• _Problem_:
Write out the listing below exactly, and omit any images you find in it.

• _The data_:
_ _ _ _ _ _ _
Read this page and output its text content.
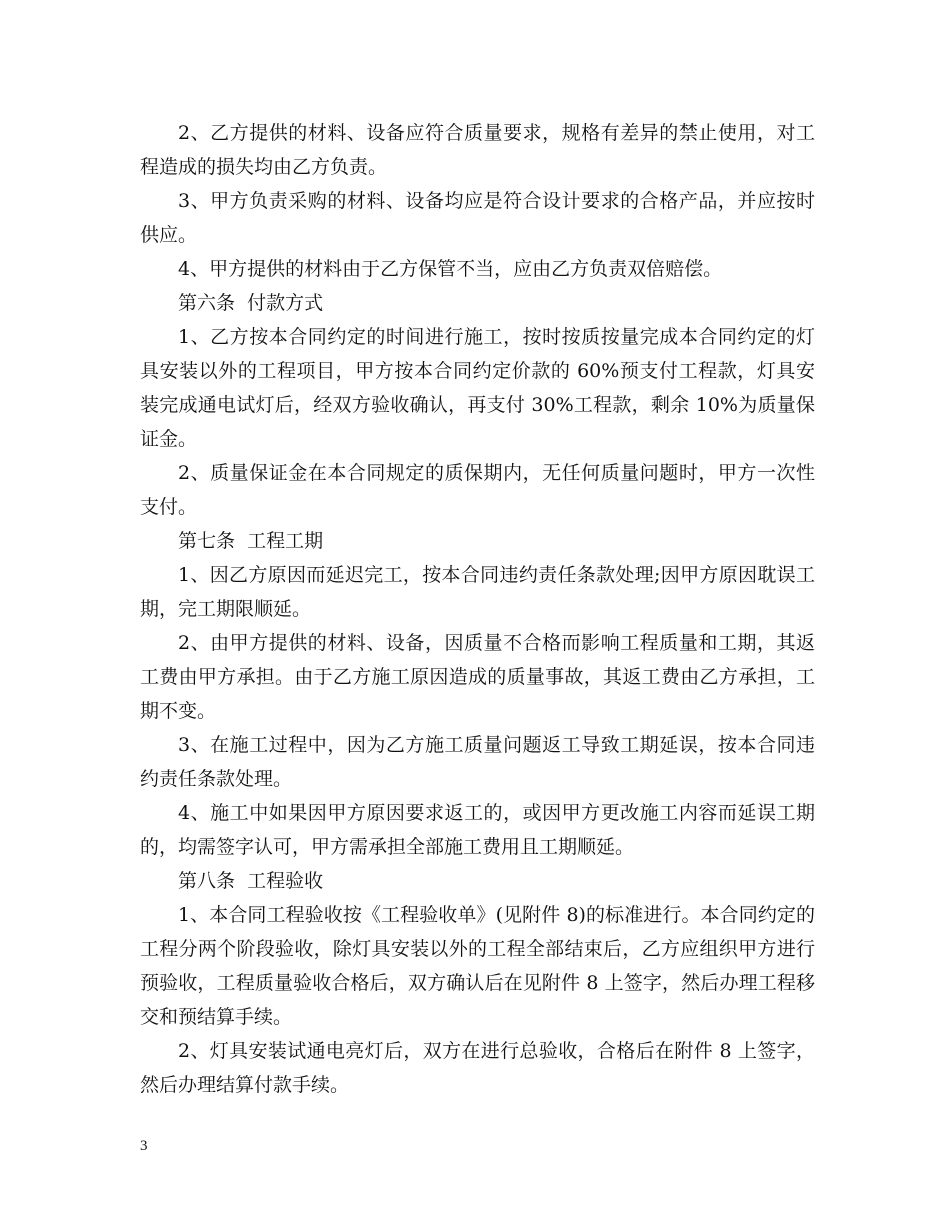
2、乙方提供的材料、设备应符合质量要求，规格有差异的禁止使用，对工程造成的损失均由乙方负责。

3、甲方负责采购的材料、设备均应是符合设计要求的合格产品，并应按时供应。

4、甲方提供的材料由于乙方保管不当，应由乙方负责双倍赔偿。

第六条  付款方式

1、乙方按本合同约定的时间进行施工，按时按质按量完成本合同约定的灯具安装以外的工程项目，甲方按本合同约定价款的 60%预支付工程款，灯具安装完成通电试灯后，经双方验收确认，再支付 30%工程款，剩余 10%为质量保证金。

2、质量保证金在本合同规定的质保期内，无任何质量问题时，甲方一次性支付。

第七条  工程工期

1、因乙方原因而延迟完工，按本合同违约责任条款处理;因甲方原因耽误工期，完工期限顺延。

2、由甲方提供的材料、设备，因质量不合格而影响工程质量和工期，其返工费由甲方承担。由于乙方施工原因造成的质量事故，其返工费由乙方承担，工期不变。

3、在施工过程中，因为乙方施工质量问题返工导致工期延误，按本合同违约责任条款处理。

4、施工中如果因甲方原因要求返工的，或因甲方更改施工内容而延误工期的，均需签字认可，甲方需承担全部施工费用且工期顺延。

第八条  工程验收

1、本合同工程验收按《工程验收单》(见附件 8)的标准进行。本合同约定的工程分两个阶段验收，除灯具安装以外的工程全部结束后，乙方应组织甲方进行预验收，工程质量验收合格后，双方确认后在见附件 8 上签字，然后办理工程移交和预结算手续。

2、灯具安装试通电亮灯后，双方在进行总验收，合格后在附件 8 上签字，然后办理结算付款手续。

3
_ _ _ _ _ _ _
• _Solution to this task_:
Read this page and output its text content.
2、乙方提供的材料、设备应符合质量要求，规格有差异的禁止使用，对工程造成的损失均由乙方负责。

3、甲方负责采购的材料、设备均应是符合设计要求的合格产品，并应按时供应。

4、甲方提供的材料由于乙方保管不当，应由乙方负责双倍赔偿。

第六条  付款方式

1、乙方按本合同约定的时间进行施工，按时按质按量完成本合同约定的灯具安装以外的工程项目，甲方按本合同约定价款的 60%预支付工程款，灯具安装完成通电试灯后，经双方验收确认，再支付 30%工程款，剩余 10%为质量保证金。

2、质量保证金在本合同规定的质保期内，无任何质量问题时，甲方一次性支付。

第七条  工程工期

1、因乙方原因而延迟完工，按本合同违约责任条款处理;因甲方原因耽误工期，完工期限顺延。

2、由甲方提供的材料、设备，因质量不合格而影响工程质量和工期，其返工费由甲方承担。由于乙方施工原因造成的质量事故，其返工费由乙方承担，工期不变。

3、在施工过程中，因为乙方施工质量问题返工导致工期延误，按本合同违约责任条款处理。

4、施工中如果因甲方原因要求返工的，或因甲方更改施工内容而延误工期的，均需签字认可，甲方需承担全部施工费用且工期顺延。

第八条  工程验收

1、本合同工程验收按《工程验收单》(见附件 8)的标准进行。本合同约定的工程分两个阶段验收，除灯具安装以外的工程全部结束后，乙方应组织甲方进行预验收，工程质量验收合格后，双方确认后在见附件 8 上签字，然后办理工程移交和预结算手续。

2、灯具安装试通电亮灯后，双方在进行总验收，合格后在附件 8 上签字，然后办理结算付款手续。

3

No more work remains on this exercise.